» **Brief**
An exact copy of the records is required, minus the pictures they hold.

(Part of a data file)

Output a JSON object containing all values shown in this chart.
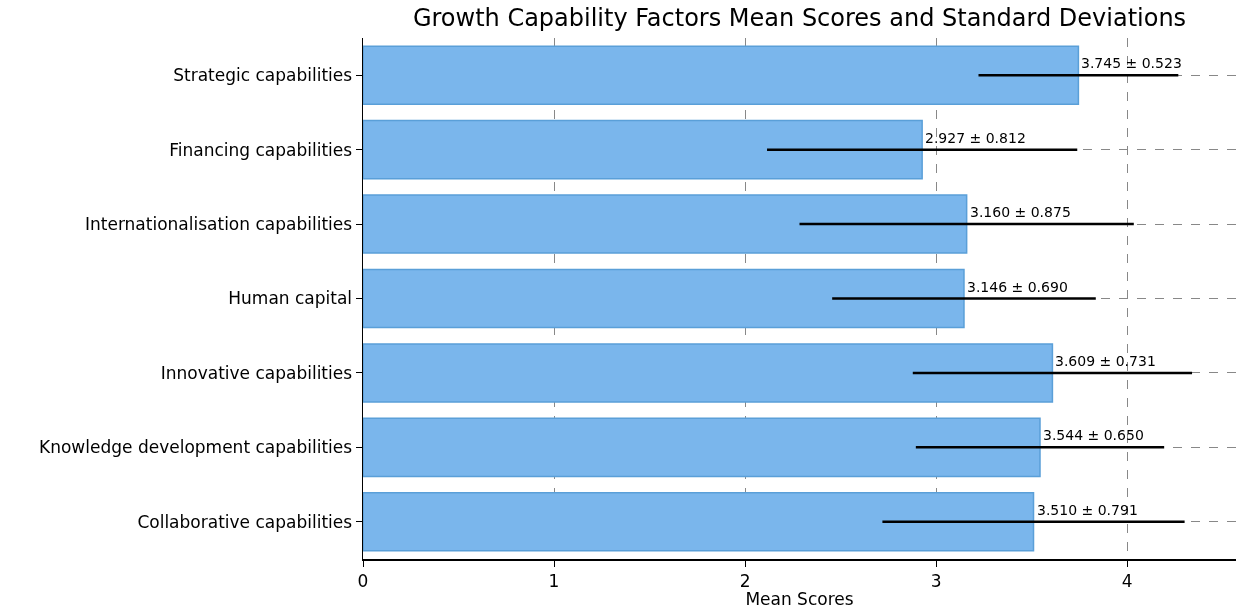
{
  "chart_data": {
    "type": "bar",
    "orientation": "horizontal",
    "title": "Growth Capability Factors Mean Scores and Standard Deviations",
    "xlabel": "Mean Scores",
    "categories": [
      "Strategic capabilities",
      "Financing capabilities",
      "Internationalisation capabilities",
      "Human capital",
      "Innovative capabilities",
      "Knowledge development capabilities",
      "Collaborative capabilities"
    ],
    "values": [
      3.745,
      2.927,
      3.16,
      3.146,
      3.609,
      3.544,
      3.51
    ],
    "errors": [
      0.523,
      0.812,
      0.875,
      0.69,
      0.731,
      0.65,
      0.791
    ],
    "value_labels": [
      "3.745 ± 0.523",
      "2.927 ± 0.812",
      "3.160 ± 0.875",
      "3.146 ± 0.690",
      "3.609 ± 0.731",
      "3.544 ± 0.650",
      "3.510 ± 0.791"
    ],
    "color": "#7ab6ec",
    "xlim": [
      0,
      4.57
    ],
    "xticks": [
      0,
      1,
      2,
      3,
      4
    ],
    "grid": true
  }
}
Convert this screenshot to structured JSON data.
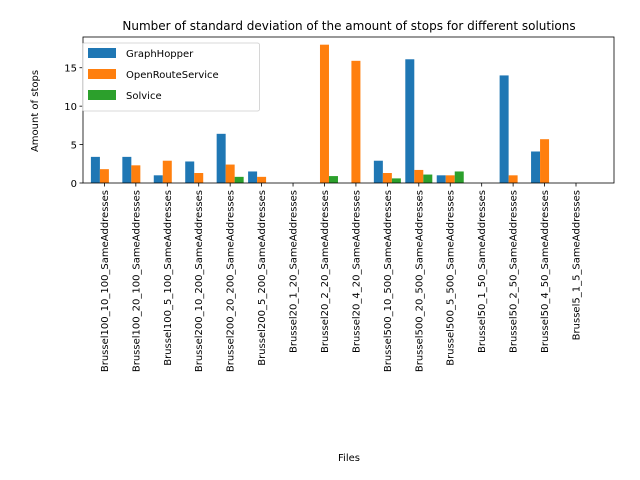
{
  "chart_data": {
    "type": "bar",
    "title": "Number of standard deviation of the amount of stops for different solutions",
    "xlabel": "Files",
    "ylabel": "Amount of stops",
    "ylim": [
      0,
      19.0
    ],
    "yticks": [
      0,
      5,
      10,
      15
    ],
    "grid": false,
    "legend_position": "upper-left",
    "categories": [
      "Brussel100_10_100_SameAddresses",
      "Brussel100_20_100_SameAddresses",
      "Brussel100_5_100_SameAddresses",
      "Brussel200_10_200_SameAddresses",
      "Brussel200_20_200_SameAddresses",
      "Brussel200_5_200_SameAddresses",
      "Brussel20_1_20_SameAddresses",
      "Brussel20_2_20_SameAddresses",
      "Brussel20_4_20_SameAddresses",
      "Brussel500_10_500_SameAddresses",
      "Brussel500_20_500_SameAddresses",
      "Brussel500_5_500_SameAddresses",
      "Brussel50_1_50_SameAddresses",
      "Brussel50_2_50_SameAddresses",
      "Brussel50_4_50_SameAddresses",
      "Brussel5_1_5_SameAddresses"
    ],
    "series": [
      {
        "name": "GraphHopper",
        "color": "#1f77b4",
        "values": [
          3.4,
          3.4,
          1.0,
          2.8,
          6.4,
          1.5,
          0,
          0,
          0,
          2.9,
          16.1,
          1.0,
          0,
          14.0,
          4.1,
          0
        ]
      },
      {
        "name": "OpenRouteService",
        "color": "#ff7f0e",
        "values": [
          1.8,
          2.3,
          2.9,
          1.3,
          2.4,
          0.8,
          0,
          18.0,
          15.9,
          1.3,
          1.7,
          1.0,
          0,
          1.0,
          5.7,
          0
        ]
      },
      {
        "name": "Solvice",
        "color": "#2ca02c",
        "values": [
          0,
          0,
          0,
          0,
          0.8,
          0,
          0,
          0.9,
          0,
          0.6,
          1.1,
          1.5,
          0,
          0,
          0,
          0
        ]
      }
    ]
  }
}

» **The reply**
Output a JSON object containing all values shown in this chart.
{
  "chart_data": {
    "type": "bar",
    "orientation": "horizontal",
    "title": "Growth Capability Factors Mean Scores and Standard Deviations",
    "xlabel": "Mean Scores",
    "categories": [
      "Strategic capabilities",
      "Financing capabilities",
      "Internationalisation capabilities",
      "Human capital",
      "Innovative capabilities",
      "Knowledge development capabilities",
      "Collaborative capabilities"
    ],
    "values": [
      3.745,
      2.927,
      3.16,
      3.146,
      3.609,
      3.544,
      3.51
    ],
    "errors": [
      0.523,
      0.812,
      0.875,
      0.69,
      0.731,
      0.65,
      0.791
    ],
    "value_labels": [
      "3.745 ± 0.523",
      "2.927 ± 0.812",
      "3.160 ± 0.875",
      "3.146 ± 0.690",
      "3.609 ± 0.731",
      "3.544 ± 0.650",
      "3.510 ± 0.791"
    ],
    "color": "#7ab6ec",
    "xlim": [
      0,
      4.57
    ],
    "xticks": [
      0,
      1,
      2,
      3,
      4
    ],
    "grid": true
  }
}
Convert this screenshot to structured JSON data.
{
  "chart_data": {
    "type": "bar",
    "title": "Number of standard deviation of the amount of stops for different solutions",
    "xlabel": "Files",
    "ylabel": "Amount of stops",
    "ylim": [
      0,
      19.0
    ],
    "yticks": [
      0,
      5,
      10,
      15
    ],
    "grid": false,
    "legend_position": "upper-left",
    "categories": [
      "Brussel100_10_100_SameAddresses",
      "Brussel100_20_100_SameAddresses",
      "Brussel100_5_100_SameAddresses",
      "Brussel200_10_200_SameAddresses",
      "Brussel200_20_200_SameAddresses",
      "Brussel200_5_200_SameAddresses",
      "Brussel20_1_20_SameAddresses",
      "Brussel20_2_20_SameAddresses",
      "Brussel20_4_20_SameAddresses",
      "Brussel500_10_500_SameAddresses",
      "Brussel500_20_500_SameAddresses",
      "Brussel500_5_500_SameAddresses",
      "Brussel50_1_50_SameAddresses",
      "Brussel50_2_50_SameAddresses",
      "Brussel50_4_50_SameAddresses",
      "Brussel5_1_5_SameAddresses"
    ],
    "series": [
      {
        "name": "GraphHopper",
        "color": "#1f77b4",
        "values": [
          3.4,
          3.4,
          1.0,
          2.8,
          6.4,
          1.5,
          0,
          0,
          0,
          2.9,
          16.1,
          1.0,
          0,
          14.0,
          4.1,
          0
        ]
      },
      {
        "name": "OpenRouteService",
        "color": "#ff7f0e",
        "values": [
          1.8,
          2.3,
          2.9,
          1.3,
          2.4,
          0.8,
          0,
          18.0,
          15.9,
          1.3,
          1.7,
          1.0,
          0,
          1.0,
          5.7,
          0
        ]
      },
      {
        "name": "Solvice",
        "color": "#2ca02c",
        "values": [
          0,
          0,
          0,
          0,
          0.8,
          0,
          0,
          0.9,
          0,
          0.6,
          1.1,
          1.5,
          0,
          0,
          0,
          0
        ]
      }
    ]
  }
}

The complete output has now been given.